Work instructions:
Rewrite every entry below with "point-salish" renamed to "marker-salish" and everything else kept the same. Leave out the pictures.

┄┄┄┄┄┄┄┄┄┄┄┄┄┄┄┄┄┄┄┄

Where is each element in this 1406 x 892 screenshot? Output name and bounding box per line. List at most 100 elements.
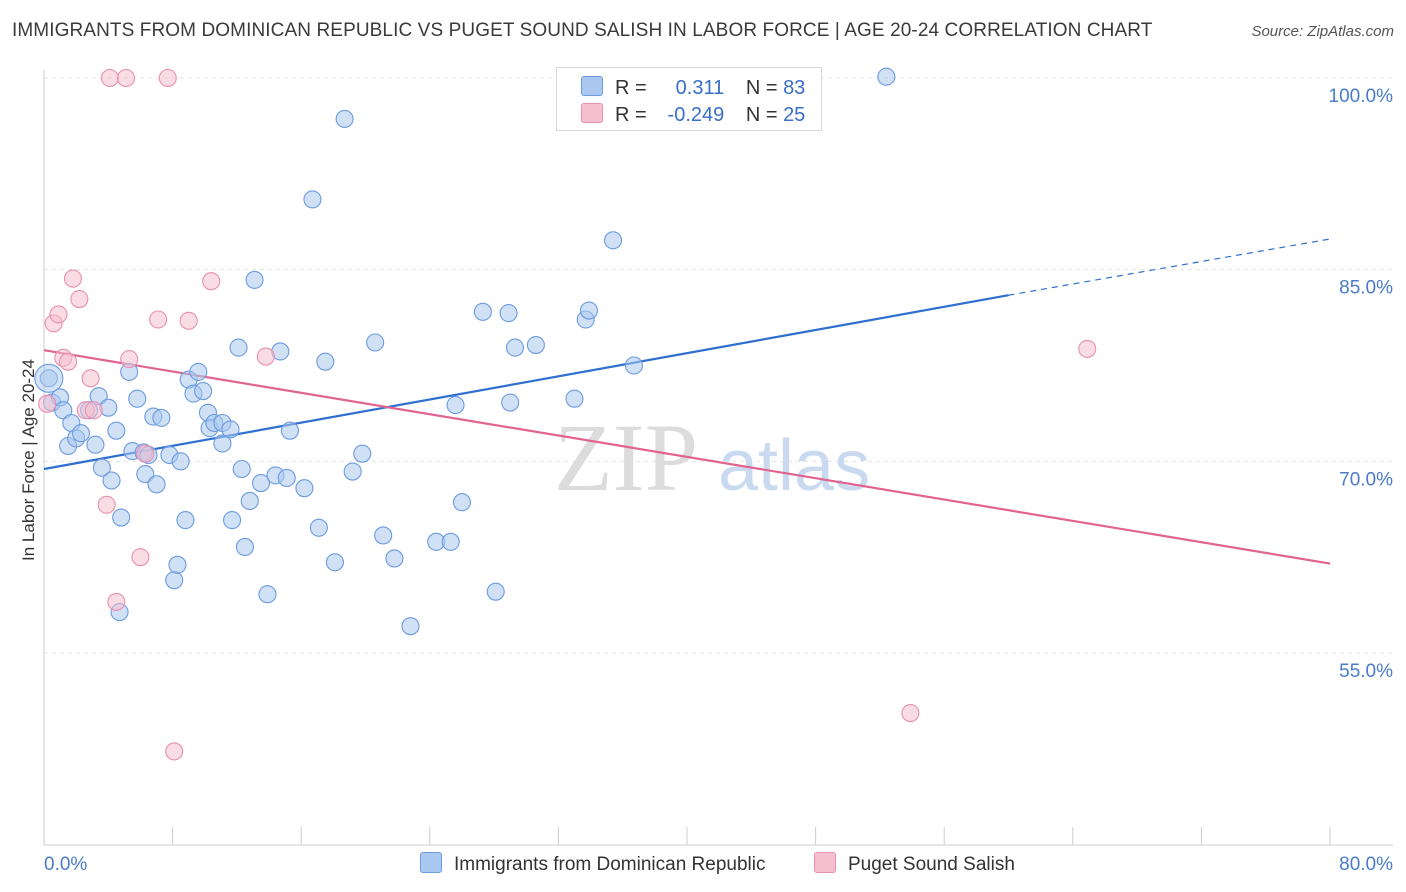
point-salish	[70, 290, 89, 309]
bottom-legend-label-1: Immigrants from Dominican Republic	[454, 854, 766, 875]
trend-line-salish	[43, 349, 1331, 565]
point-salish	[131, 548, 150, 567]
point-dominican	[251, 474, 271, 493]
point-dominican	[385, 549, 404, 568]
point-dominican	[280, 421, 299, 440]
point-dominican	[258, 585, 277, 604]
point-salish	[1078, 339, 1097, 358]
point-dominican	[213, 434, 232, 453]
point-dominican	[165, 571, 184, 590]
point-dominican	[565, 389, 584, 408]
point-dominican	[221, 420, 240, 439]
legend-r-value-2: -0.249	[667, 104, 725, 126]
point-dominican	[374, 526, 393, 545]
data-points	[34, 67, 1097, 761]
point-salish	[149, 310, 168, 329]
point-dominican	[194, 382, 213, 401]
point-salish	[84, 401, 103, 420]
point-dominican	[86, 435, 105, 454]
point-salish	[179, 311, 198, 330]
point-dominican	[176, 511, 195, 530]
point-dominican	[240, 491, 259, 510]
x-tick-min: 0.0%	[44, 854, 87, 875]
y-tick-label: 70.0%	[1339, 469, 1393, 490]
point-salish	[63, 269, 82, 288]
point-dominican	[303, 190, 322, 209]
point-dominican-large	[34, 363, 64, 393]
y-tick-label: 55.0%	[1339, 661, 1393, 682]
point-salish	[107, 592, 126, 611]
y-tick-label: 85.0%	[1339, 278, 1393, 299]
legend-row-dominican: R = 0.311 N = 83	[581, 76, 805, 100]
point-salish	[165, 742, 184, 761]
point-dominican	[579, 301, 598, 320]
point-dominican	[128, 389, 147, 408]
point-salish	[100, 68, 119, 88]
x-tick-labels: 0.0% 80.0%	[44, 854, 1393, 875]
point-dominican	[624, 356, 644, 375]
bottom-legend-label-2: Puget Sound Salish	[848, 854, 1015, 875]
bottom-swatch-blue	[420, 852, 442, 873]
y-tick-labels: 55.0% 70.0% 85.0% 100.0%	[1329, 86, 1394, 682]
bottom-legend-dominican: Immigrants from Dominican Republic	[420, 852, 766, 876]
legend-swatch-pink	[581, 103, 603, 123]
point-salish	[136, 444, 155, 463]
point-dominican	[501, 393, 520, 412]
legend-r-label: R =	[615, 77, 647, 99]
legend-n-label: N =	[745, 77, 778, 99]
point-dominican	[604, 231, 623, 250]
point-salish	[901, 704, 920, 723]
point-dominican	[295, 479, 314, 498]
bottom-swatch-pink	[814, 852, 836, 873]
point-dominican	[353, 444, 372, 463]
point-dominican	[223, 511, 242, 530]
point-dominican	[486, 582, 505, 601]
point-dominican	[877, 67, 896, 86]
bottom-legend-salish: Puget Sound Salish	[814, 852, 1015, 876]
point-dominican	[232, 459, 251, 479]
point-dominican	[168, 555, 187, 574]
point-dominican	[229, 338, 248, 357]
legend-n-value-1: 83	[783, 77, 806, 99]
point-dominican	[446, 396, 465, 415]
legend-swatch-blue	[581, 76, 603, 96]
point-salish	[81, 369, 100, 388]
source-label: Source: ZipAtlas.com	[1251, 23, 1394, 40]
trend-lines	[43, 238, 1331, 565]
point-salish	[97, 495, 116, 514]
point-dominican	[54, 401, 73, 420]
chart-title: IMMIGRANTS FROM DOMINICAN REPUBLIC VS PU…	[12, 20, 1153, 41]
point-salish	[59, 352, 78, 371]
point-dominican	[189, 362, 208, 381]
point-dominican	[401, 617, 420, 636]
point-dominican	[316, 352, 335, 371]
trend-line-dominican	[43, 294, 1009, 471]
point-dominican	[526, 336, 545, 355]
watermark-zip: ZIP	[554, 404, 698, 511]
point-dominican	[441, 532, 460, 551]
point-dominican	[102, 471, 121, 490]
point-dominican	[245, 270, 264, 289]
point-dominican	[152, 408, 171, 427]
point-salish	[202, 272, 221, 291]
point-dominican	[325, 553, 345, 572]
x-tick-max: 80.0%	[1339, 854, 1393, 875]
point-dominican	[112, 508, 131, 527]
point-salish	[38, 394, 57, 413]
point-dominican	[107, 421, 126, 440]
stats-legend: R = 0.311 N = 83 R = -0.249 N = 25	[556, 67, 822, 131]
point-dominican	[277, 468, 296, 487]
point-dominican	[505, 338, 525, 357]
point-dominican	[309, 518, 328, 537]
point-salish	[158, 68, 177, 88]
point-salish	[256, 347, 275, 366]
legend-row-salish: R = -0.249 N = 25	[581, 103, 805, 127]
grid-lines	[44, 77, 1393, 654]
point-dominican	[335, 109, 354, 128]
watermark: ZIP atlas	[554, 404, 870, 511]
point-dominican	[171, 452, 190, 471]
point-dominican	[343, 462, 362, 481]
trend-line-dominican-projection	[1008, 238, 1331, 296]
legend-n-label: N =	[745, 104, 778, 126]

┄┄┄┄┄┄┄┄┄┄┄┄┄┄┄┄┄┄┄┄

Result of the task:
Where is each element in this 1406 x 892 screenshot? Output name and bounding box per line. List at most 100 elements.
marker-salish	[70, 290, 89, 309]
bottom-legend-label-1: Immigrants from Dominican Republic	[454, 854, 766, 875]
trend-line-salish	[43, 349, 1331, 565]
marker-salish	[131, 548, 150, 567]
point-dominican	[251, 474, 271, 493]
point-dominican	[385, 549, 404, 568]
point-dominican	[280, 421, 299, 440]
point-dominican	[258, 585, 277, 604]
marker-salish	[1078, 339, 1097, 358]
point-dominican	[213, 434, 232, 453]
point-dominican	[165, 571, 184, 590]
point-dominican	[565, 389, 584, 408]
point-dominican	[221, 420, 240, 439]
legend-r-value-2: -0.249	[667, 104, 725, 126]
point-dominican	[374, 526, 393, 545]
data-points	[34, 67, 1097, 761]
marker-salish	[149, 310, 168, 329]
point-dominican	[194, 382, 213, 401]
marker-salish	[84, 401, 103, 420]
point-dominican	[86, 435, 105, 454]
marker-salish	[179, 311, 198, 330]
point-dominican	[176, 511, 195, 530]
point-dominican	[240, 491, 259, 510]
x-tick-min: 0.0%	[44, 854, 87, 875]
y-tick-label: 70.0%	[1339, 469, 1393, 490]
marker-salish	[63, 269, 82, 288]
point-dominican	[303, 190, 322, 209]
point-dominican-large	[34, 363, 64, 393]
y-tick-label: 55.0%	[1339, 661, 1393, 682]
marker-salish	[107, 592, 126, 611]
y-tick-label: 85.0%	[1339, 278, 1393, 299]
legend-row-dominican: R = 0.311 N = 83	[581, 76, 805, 100]
marker-salish	[165, 742, 184, 761]
point-dominican	[579, 301, 598, 320]
point-dominican	[128, 389, 147, 408]
marker-salish	[100, 68, 119, 88]
x-tick-labels: 0.0% 80.0%	[44, 854, 1393, 875]
point-dominican	[624, 356, 644, 375]
bottom-legend-label-2: Puget Sound Salish	[848, 854, 1015, 875]
bottom-swatch-blue	[420, 852, 442, 873]
y-tick-labels: 55.0% 70.0% 85.0% 100.0%	[1329, 86, 1394, 682]
bottom-legend-dominican: Immigrants from Dominican Republic	[420, 852, 766, 876]
legend-swatch-pink	[581, 103, 603, 123]
marker-salish	[136, 444, 155, 463]
point-dominican	[501, 393, 520, 412]
legend-r-label: R =	[615, 77, 647, 99]
legend-n-label: N =	[745, 77, 778, 99]
point-dominican	[604, 231, 623, 250]
marker-salish	[901, 704, 920, 723]
point-dominican	[295, 479, 314, 498]
bottom-swatch-pink	[814, 852, 836, 873]
point-dominican	[353, 444, 372, 463]
point-dominican	[223, 511, 242, 530]
point-dominican	[486, 582, 505, 601]
point-dominican	[877, 67, 896, 86]
bottom-legend-salish: Puget Sound Salish	[814, 852, 1015, 876]
point-dominican	[232, 459, 251, 479]
point-dominican	[168, 555, 187, 574]
point-dominican	[229, 338, 248, 357]
legend-n-value-1: 83	[783, 77, 806, 99]
point-dominican	[446, 396, 465, 415]
legend-swatch-blue	[581, 76, 603, 96]
marker-salish	[81, 369, 100, 388]
source-label: Source: ZipAtlas.com	[1251, 23, 1394, 40]
trend-lines	[43, 238, 1331, 565]
marker-salish	[97, 495, 116, 514]
point-dominican	[54, 401, 73, 420]
chart-title: IMMIGRANTS FROM DOMINICAN REPUBLIC VS PU…	[12, 20, 1153, 41]
marker-salish	[59, 352, 78, 371]
point-dominican	[189, 362, 208, 381]
point-dominican	[401, 617, 420, 636]
point-dominican	[316, 352, 335, 371]
trend-line-dominican	[43, 294, 1009, 471]
point-dominican	[526, 336, 545, 355]
watermark-zip: ZIP	[554, 404, 698, 511]
point-dominican	[441, 532, 460, 551]
point-dominican	[102, 471, 121, 490]
point-dominican	[245, 270, 264, 289]
point-dominican	[152, 408, 171, 427]
marker-salish	[202, 272, 221, 291]
point-dominican	[325, 553, 345, 572]
x-tick-max: 80.0%	[1339, 854, 1393, 875]
point-dominican	[112, 508, 131, 527]
marker-salish	[38, 394, 57, 413]
point-dominican	[107, 421, 126, 440]
stats-legend: R = 0.311 N = 83 R = -0.249 N = 25	[556, 67, 822, 131]
point-dominican	[277, 468, 296, 487]
point-dominican	[505, 338, 525, 357]
point-dominican	[309, 518, 328, 537]
marker-salish	[158, 68, 177, 88]
marker-salish	[256, 347, 275, 366]
legend-row-salish: R = -0.249 N = 25	[581, 103, 805, 127]
grid-lines	[44, 77, 1393, 654]
point-dominican	[335, 109, 354, 128]
watermark: ZIP atlas	[554, 404, 870, 511]
point-dominican	[171, 452, 190, 471]
point-dominican	[343, 462, 362, 481]
trend-line-dominican-projection	[1008, 238, 1331, 296]
legend-n-label: N =	[745, 104, 778, 126]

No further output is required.